(Dataset records)
■ ■ ■ ■ ■
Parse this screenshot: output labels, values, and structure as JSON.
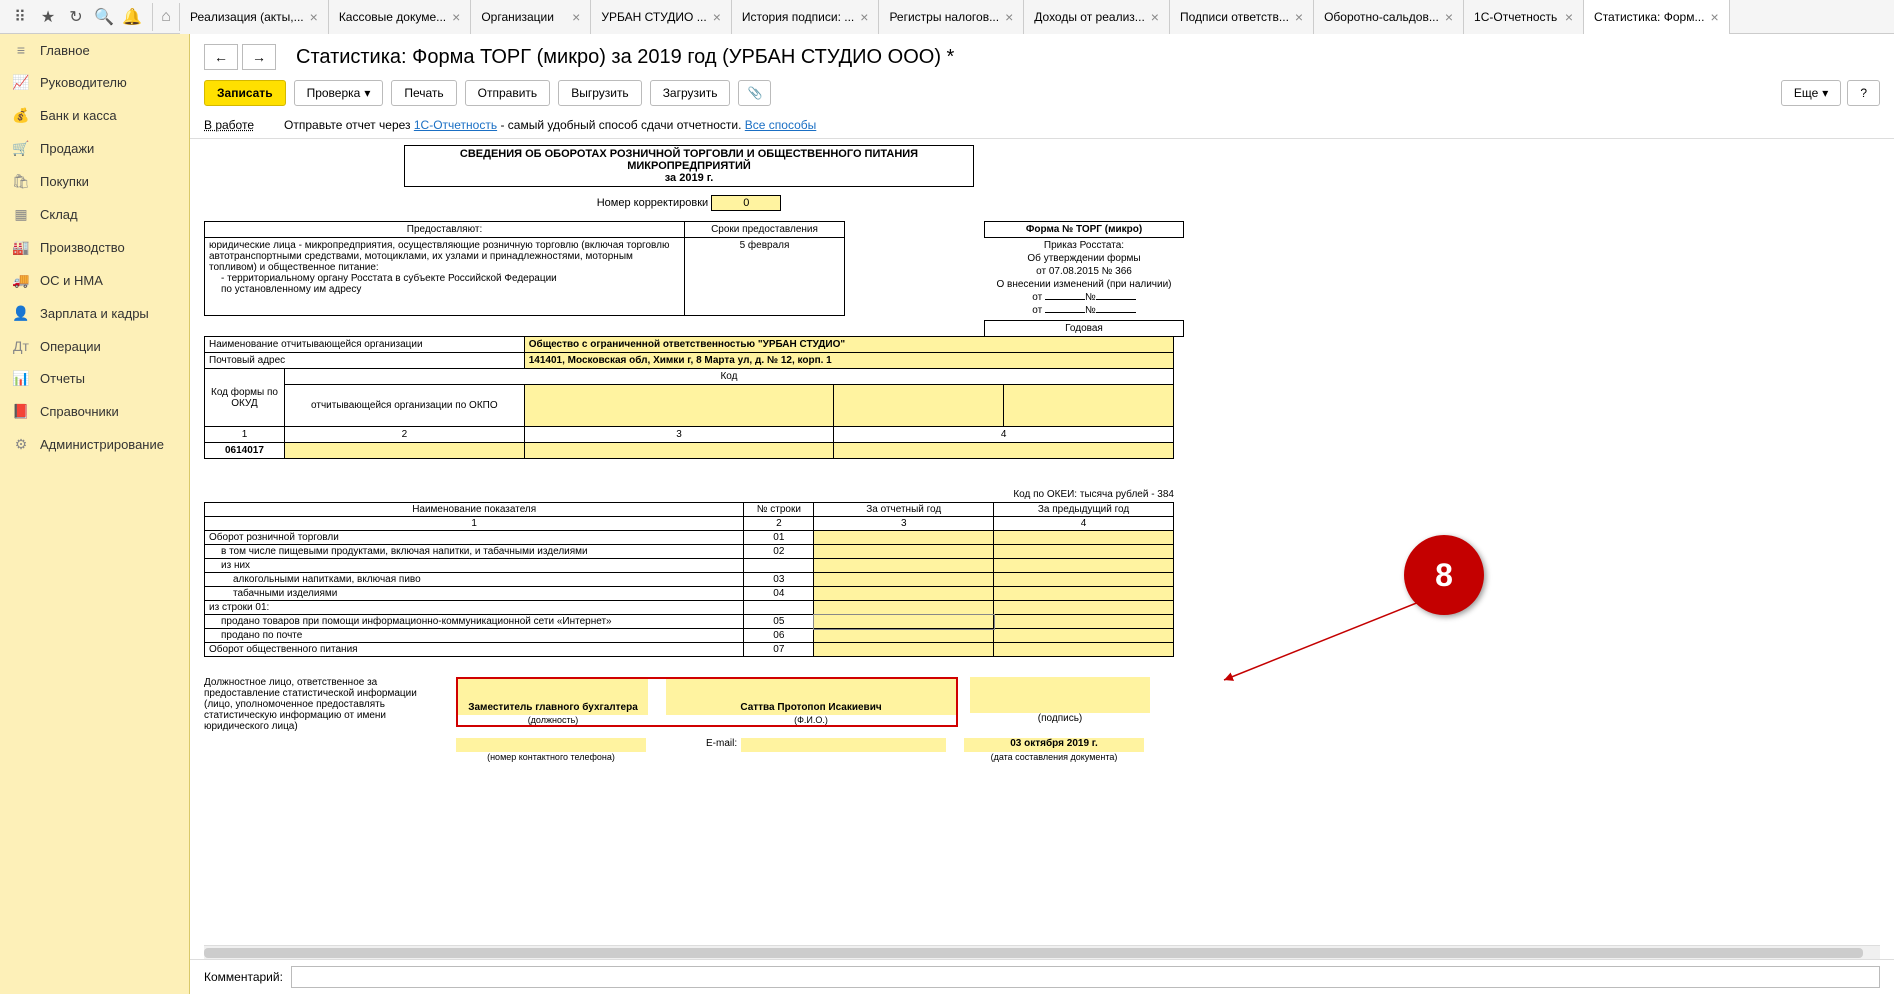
{
  "top_icons": [
    "⠿",
    "★",
    "↻",
    "🔍",
    "🔔"
  ],
  "home_icon": "⌂",
  "tabs": [
    {
      "label": "Реализация (акты,..."
    },
    {
      "label": "Кассовые докуме..."
    },
    {
      "label": "Организации"
    },
    {
      "label": "УРБАН СТУДИО ..."
    },
    {
      "label": "История подписи: ..."
    },
    {
      "label": "Регистры налогов..."
    },
    {
      "label": "Доходы от реализ..."
    },
    {
      "label": "Подписи ответств..."
    },
    {
      "label": "Оборотно-сальдов..."
    },
    {
      "label": "1С-Отчетность"
    },
    {
      "label": "Статистика: Форм...",
      "active": true
    }
  ],
  "sidebar": [
    {
      "icon": "≡",
      "label": "Главное"
    },
    {
      "icon": "📈",
      "label": "Руководителю"
    },
    {
      "icon": "💰",
      "label": "Банк и касса"
    },
    {
      "icon": "🛒",
      "label": "Продажи"
    },
    {
      "icon": "🛍",
      "label": "Покупки"
    },
    {
      "icon": "▦",
      "label": "Склад"
    },
    {
      "icon": "🏭",
      "label": "Производство"
    },
    {
      "icon": "🚚",
      "label": "ОС и НМА"
    },
    {
      "icon": "👤",
      "label": "Зарплата и кадры"
    },
    {
      "icon": "Дт",
      "label": "Операции"
    },
    {
      "icon": "📊",
      "label": "Отчеты"
    },
    {
      "icon": "📕",
      "label": "Справочники"
    },
    {
      "icon": "⚙",
      "label": "Администрирование"
    }
  ],
  "page_title": "Статистика: Форма ТОРГ (микро) за 2019 год (УРБАН СТУДИО ООО) *",
  "actions": {
    "write": "Записать",
    "check": "Проверка",
    "print": "Печать",
    "send": "Отправить",
    "export": "Выгрузить",
    "import": "Загрузить",
    "attach": "📎",
    "more": "Еще",
    "help": "?"
  },
  "info": {
    "status": "В работе",
    "text1": "Отправьте отчет через ",
    "link1": "1С-Отчетность",
    "text2": " - самый удобный способ сдачи отчетности. ",
    "link2": "Все способы"
  },
  "report_header": {
    "line1": "СВЕДЕНИЯ ОБ ОБОРОТАХ РОЗНИЧНОЙ ТОРГОВЛИ И ОБЩЕСТВЕННОГО ПИТАНИЯ",
    "line2": "МИКРОПРЕДПРИЯТИЙ",
    "line3": "за 2019 г."
  },
  "corr": {
    "label": "Номер корректировки",
    "value": "0"
  },
  "provide": {
    "h1": "Предоставляют:",
    "h2": "Сроки предоставления",
    "body": "юридические лица - микропредприятия, осуществляющие  розничную торговлю (включая торговлю автотранспортными средствами, мотоциклами, их узлами и принадлежностями, моторным топливом) и общественное питание:",
    "b2": "- территориальному органу Росстата в субъекте Российской Федерации",
    "b3": "по установленному им адресу",
    "deadline": "5 февраля"
  },
  "form_info": {
    "title": "Форма № ТОРГ (микро)",
    "l1": "Приказ Росстата:",
    "l2": "Об утверждении формы",
    "l3": "от 07.08.2015 № 366",
    "l4": "О внесении изменений (при наличии)",
    "from": "от",
    "num": "№",
    "annual": "Годовая"
  },
  "org": {
    "name_label": "Наименование отчитывающейся организации",
    "name_value": "Общество с ограниченной ответственностью \"УРБАН СТУДИО\"",
    "addr_label": "Почтовый адрес",
    "addr_value": "141401, Московская обл, Химки г, 8 Марта ул, д. № 12, корп. 1",
    "code_header": "Код",
    "okud_label": "Код формы по ОКУД",
    "okpo_label": "отчитывающейся организации по ОКПО",
    "col1": "1",
    "col2": "2",
    "col3": "3",
    "col4": "4",
    "okud_value": "0614017"
  },
  "okei": "Код по ОКЕИ: тысяча рублей - 384",
  "data_headers": {
    "h1": "Наименование показателя",
    "h2": "№ строки",
    "h3": "За отчетный год",
    "h4": "За предыдущий год",
    "n1": "1",
    "n2": "2",
    "n3": "3",
    "n4": "4"
  },
  "data_rows": [
    {
      "name": "Оборот розничной торговли",
      "num": "01",
      "indent": 0
    },
    {
      "name": "в том числе пищевыми продуктами, включая напитки, и табачными изделиями",
      "num": "02",
      "indent": 1
    },
    {
      "name": "из них",
      "num": "",
      "indent": 1
    },
    {
      "name": "алкогольными напитками, включая пиво",
      "num": "03",
      "indent": 2
    },
    {
      "name": "табачными изделиями",
      "num": "04",
      "indent": 2
    },
    {
      "name": "из строки 01:",
      "num": "",
      "indent": 0
    },
    {
      "name": "продано товаров при помощи информационно-коммуникационной сети «Интернет»",
      "num": "05",
      "indent": 1,
      "sel": true
    },
    {
      "name": "продано по почте",
      "num": "06",
      "indent": 1
    },
    {
      "name": "Оборот общественного питания",
      "num": "07",
      "indent": 0
    }
  ],
  "sig": {
    "left": "Должностное лицо, ответственное за предоставление статистической информации (лицо, уполномоченное предоставлять статистическую информацию от имени юридического лица)",
    "pos": "Заместитель главного бухгалтера",
    "pos_cap": "(должность)",
    "name": "Саттва Протопоп Исакиевич",
    "name_cap": "(Ф.И.О.)",
    "sign_cap": "(подпись)",
    "phone_cap": "(номер контактного телефона)",
    "email_label": "E-mail:",
    "date": "03 октября 2019 г.",
    "date_cap": "(дата составления документа)"
  },
  "comment_label": "Комментарий:",
  "annotation": "8"
}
■ ■ ■ ■ ■
TASK PROMPT. Sift the material for lines with the string "табачными". Copy each one found.

COMPLETE ANSWER.
      "name": "в том числе пищевыми продуктами, включая напитки, и табачными изделиями",
      "name": "табачными изделиями",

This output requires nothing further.